* _INPUT MATERIAL_
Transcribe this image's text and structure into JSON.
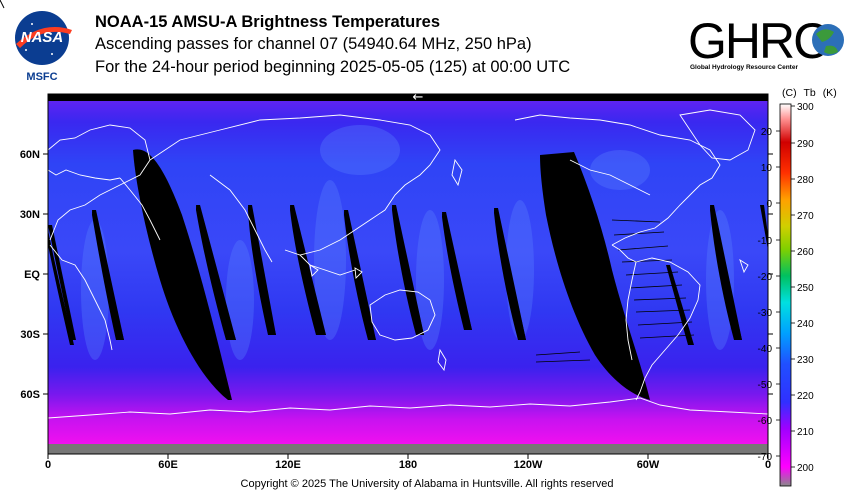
{
  "title": {
    "line1": "NOAA-15 AMSU-A Brightness Temperatures",
    "line2": "Ascending passes for channel 07 (54940.64 MHz, 250 hPa)",
    "line3": "For the 24-hour period beginning 2025-05-05 (125) at 00:00 UTC"
  },
  "logos": {
    "nasa_text": "NASA",
    "msfc_text": "MSFC",
    "ghrc_text": "GHRC",
    "ghrc_sub": "Global Hydrology Resource Center"
  },
  "map": {
    "lat_labels": [
      "60N",
      "30N",
      "EQ",
      "30S",
      "60S"
    ],
    "lon_labels": [
      "0",
      "60E",
      "120E",
      "180",
      "120W",
      "60W",
      "0"
    ],
    "arrow": "←",
    "colors": {
      "ocean_fill": "#3a20f0",
      "polar_fill": "#e010f0",
      "gap_fill": "#000000",
      "coast": "#ffffff"
    }
  },
  "colorbar": {
    "header_c": "(C)",
    "header_tb": "Tb",
    "header_k": "(K)",
    "kelvin_ticks": [
      "300",
      "290",
      "280",
      "270",
      "260",
      "250",
      "240",
      "230",
      "220",
      "210",
      "200"
    ],
    "celsius_ticks": [
      "20",
      "10",
      "0",
      "-10",
      "-20",
      "-30",
      "-40",
      "-50",
      "-60",
      "-70"
    ],
    "range_k": [
      195,
      300
    ]
  },
  "footer": {
    "copyright": "Copyright © 2025 The University of Alabama in Huntsville.  All rights reserved"
  }
}
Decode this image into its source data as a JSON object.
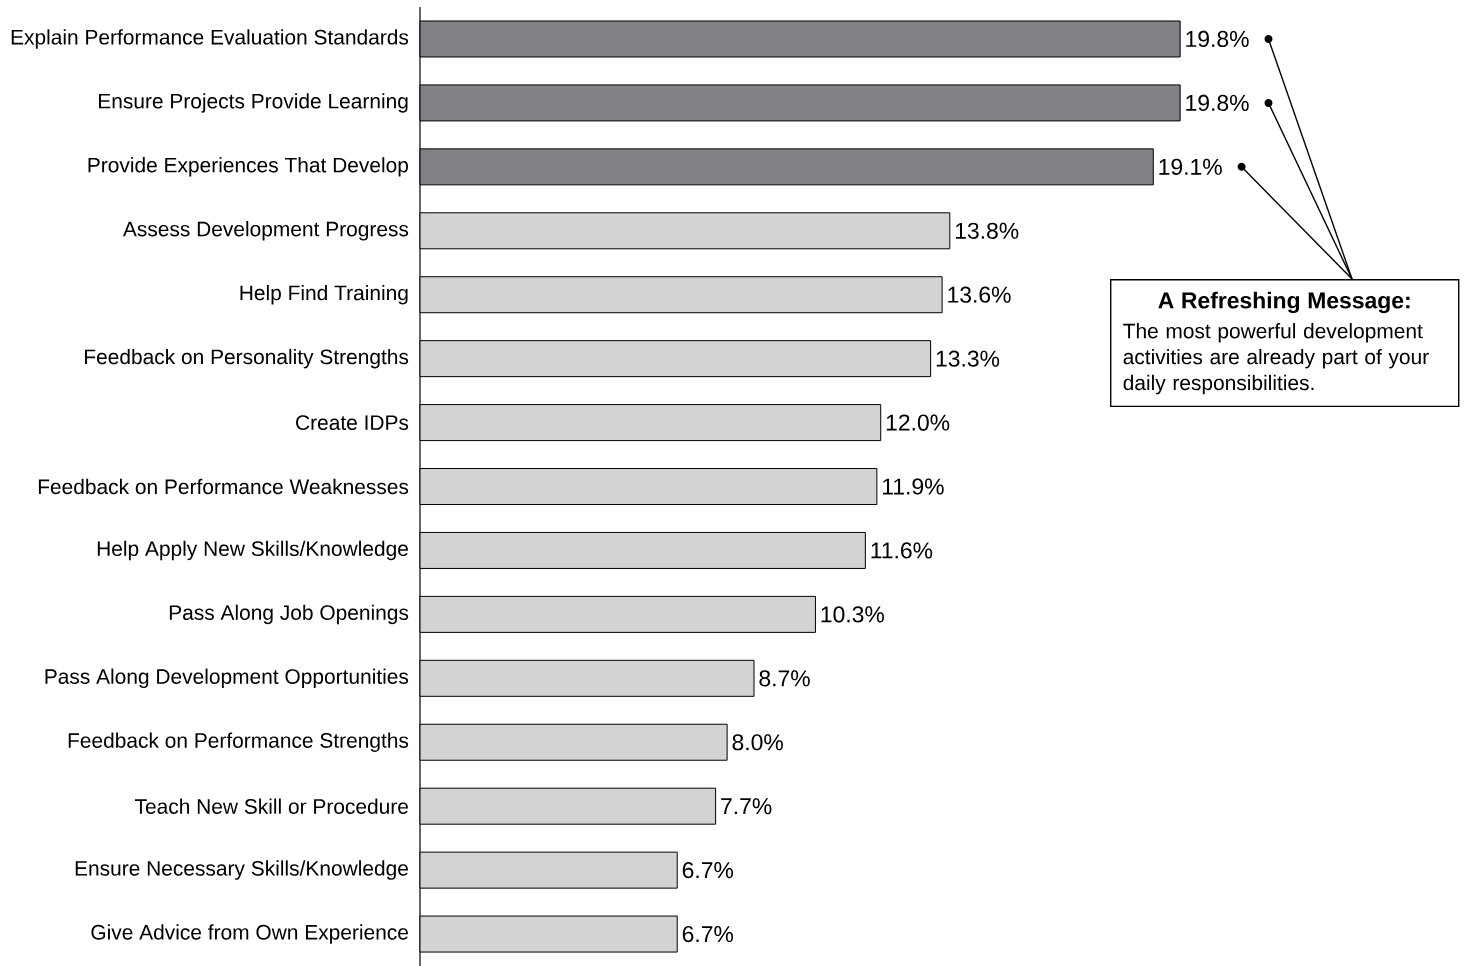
{
  "chart_data": {
    "type": "bar",
    "orientation": "horizontal",
    "categories": [
      "Explain Performance Evaluation Standards",
      "Ensure Projects Provide Learning",
      "Provide Experiences That Develop",
      "Assess Development Progress",
      "Help Find Training",
      "Feedback on Personality Strengths",
      "Create IDPs",
      "Feedback on Performance Weaknesses",
      "Help Apply New Skills/Knowledge",
      "Pass Along Job Openings",
      "Pass Along Development Opportunities",
      "Feedback on Performance Strengths",
      "Teach New Skill or Procedure",
      "Ensure Necessary Skills/Knowledge",
      "Give Advice from Own Experience"
    ],
    "values": [
      19.8,
      19.8,
      19.1,
      13.8,
      13.6,
      13.3,
      12.0,
      11.9,
      11.6,
      10.3,
      8.7,
      8.0,
      7.7,
      6.7,
      6.7
    ],
    "value_labels": [
      "19.8%",
      "19.8%",
      "19.1%",
      "13.8%",
      "13.6%",
      "13.3%",
      "12.0%",
      "11.9%",
      "11.6%",
      "10.3%",
      "8.7%",
      "8.0%",
      "7.7%",
      "6.7%",
      "6.7%"
    ],
    "colors": [
      "#808285",
      "#808285",
      "#808285",
      "#d1d3d4",
      "#d1d3d4",
      "#d1d3d4",
      "#d1d3d4",
      "#d1d3d4",
      "#d1d3d4",
      "#d1d3d4",
      "#d1d3d4",
      "#d1d3d4",
      "#d1d3d4",
      "#d1d3d4",
      "#d1d3d4"
    ],
    "annotations": [
      "A Refreshing Message:",
      "The most powerful development activities are already part of your daily responsibilities."
    ]
  }
}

* _WHAT NEEDS TO BE DONE_
In the records, locate each line holding the string "into" and copy it.

* _TASK SOLUTION_
Transcribe this image's text and structure into JSON.
Decode this image into its source data as a JSON object.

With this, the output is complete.